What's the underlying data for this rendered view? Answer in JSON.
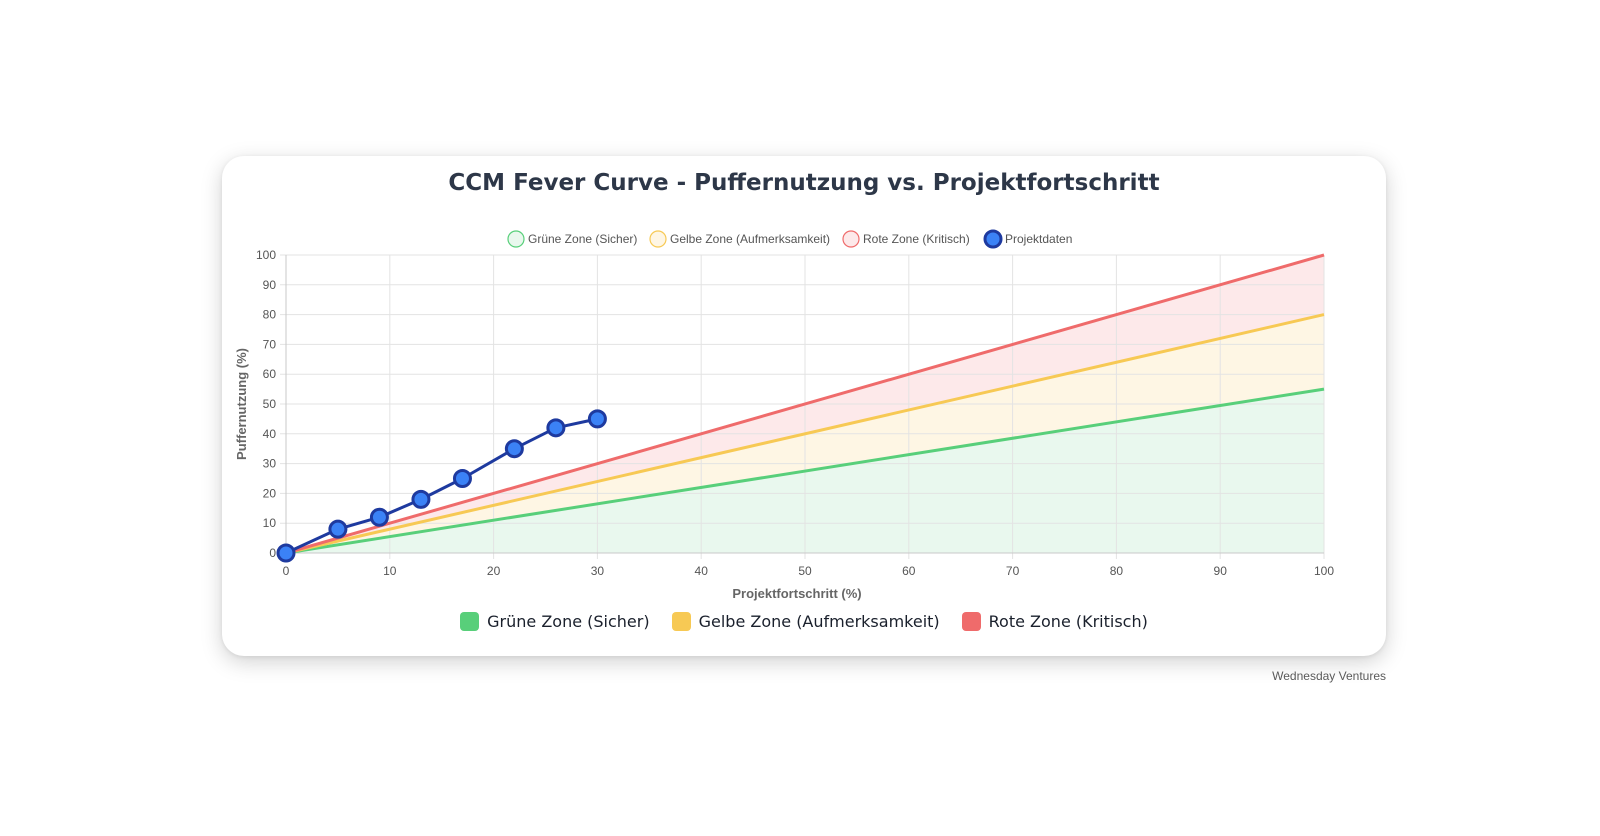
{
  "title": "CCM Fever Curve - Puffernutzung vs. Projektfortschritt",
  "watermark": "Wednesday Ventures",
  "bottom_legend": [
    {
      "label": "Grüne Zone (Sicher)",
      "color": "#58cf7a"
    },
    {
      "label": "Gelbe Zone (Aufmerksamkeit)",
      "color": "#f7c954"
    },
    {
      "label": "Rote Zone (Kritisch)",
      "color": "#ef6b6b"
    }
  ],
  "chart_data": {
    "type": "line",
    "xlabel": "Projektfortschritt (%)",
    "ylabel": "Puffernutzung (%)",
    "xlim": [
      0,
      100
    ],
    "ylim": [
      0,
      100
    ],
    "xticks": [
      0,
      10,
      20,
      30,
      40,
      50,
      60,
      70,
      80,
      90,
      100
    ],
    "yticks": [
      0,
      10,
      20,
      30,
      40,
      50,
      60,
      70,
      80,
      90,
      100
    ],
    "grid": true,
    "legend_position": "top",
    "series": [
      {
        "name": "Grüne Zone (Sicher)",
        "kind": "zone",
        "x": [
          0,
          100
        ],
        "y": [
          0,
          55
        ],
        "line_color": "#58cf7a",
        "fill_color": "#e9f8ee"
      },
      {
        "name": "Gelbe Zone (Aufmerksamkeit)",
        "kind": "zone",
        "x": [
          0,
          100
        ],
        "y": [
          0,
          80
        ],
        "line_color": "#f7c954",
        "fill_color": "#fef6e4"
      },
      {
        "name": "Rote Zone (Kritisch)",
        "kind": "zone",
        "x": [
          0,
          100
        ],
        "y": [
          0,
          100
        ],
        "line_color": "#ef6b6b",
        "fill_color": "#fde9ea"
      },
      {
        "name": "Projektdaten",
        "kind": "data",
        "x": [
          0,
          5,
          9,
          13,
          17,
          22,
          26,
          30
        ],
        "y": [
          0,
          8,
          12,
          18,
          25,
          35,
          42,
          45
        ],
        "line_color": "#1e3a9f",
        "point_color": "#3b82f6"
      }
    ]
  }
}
══════════
Transcribe the listing above verbatim. Omit the pictures.

What's the underlying data for this rendered view? Answer in JSON.
{
  "title": "CCM Fever Curve - Puffernutzung vs. Projektfortschritt",
  "watermark": "Wednesday Ventures",
  "bottom_legend": [
    {
      "label": "Grüne Zone (Sicher)",
      "color": "#58cf7a"
    },
    {
      "label": "Gelbe Zone (Aufmerksamkeit)",
      "color": "#f7c954"
    },
    {
      "label": "Rote Zone (Kritisch)",
      "color": "#ef6b6b"
    }
  ],
  "chart_data": {
    "type": "line",
    "xlabel": "Projektfortschritt (%)",
    "ylabel": "Puffernutzung (%)",
    "xlim": [
      0,
      100
    ],
    "ylim": [
      0,
      100
    ],
    "xticks": [
      0,
      10,
      20,
      30,
      40,
      50,
      60,
      70,
      80,
      90,
      100
    ],
    "yticks": [
      0,
      10,
      20,
      30,
      40,
      50,
      60,
      70,
      80,
      90,
      100
    ],
    "grid": true,
    "legend_position": "top",
    "series": [
      {
        "name": "Grüne Zone (Sicher)",
        "kind": "zone",
        "x": [
          0,
          100
        ],
        "y": [
          0,
          55
        ],
        "line_color": "#58cf7a",
        "fill_color": "#e9f8ee"
      },
      {
        "name": "Gelbe Zone (Aufmerksamkeit)",
        "kind": "zone",
        "x": [
          0,
          100
        ],
        "y": [
          0,
          80
        ],
        "line_color": "#f7c954",
        "fill_color": "#fef6e4"
      },
      {
        "name": "Rote Zone (Kritisch)",
        "kind": "zone",
        "x": [
          0,
          100
        ],
        "y": [
          0,
          100
        ],
        "line_color": "#ef6b6b",
        "fill_color": "#fde9ea"
      },
      {
        "name": "Projektdaten",
        "kind": "data",
        "x": [
          0,
          5,
          9,
          13,
          17,
          22,
          26,
          30
        ],
        "y": [
          0,
          8,
          12,
          18,
          25,
          35,
          42,
          45
        ],
        "line_color": "#1e3a9f",
        "point_color": "#3b82f6"
      }
    ]
  }
}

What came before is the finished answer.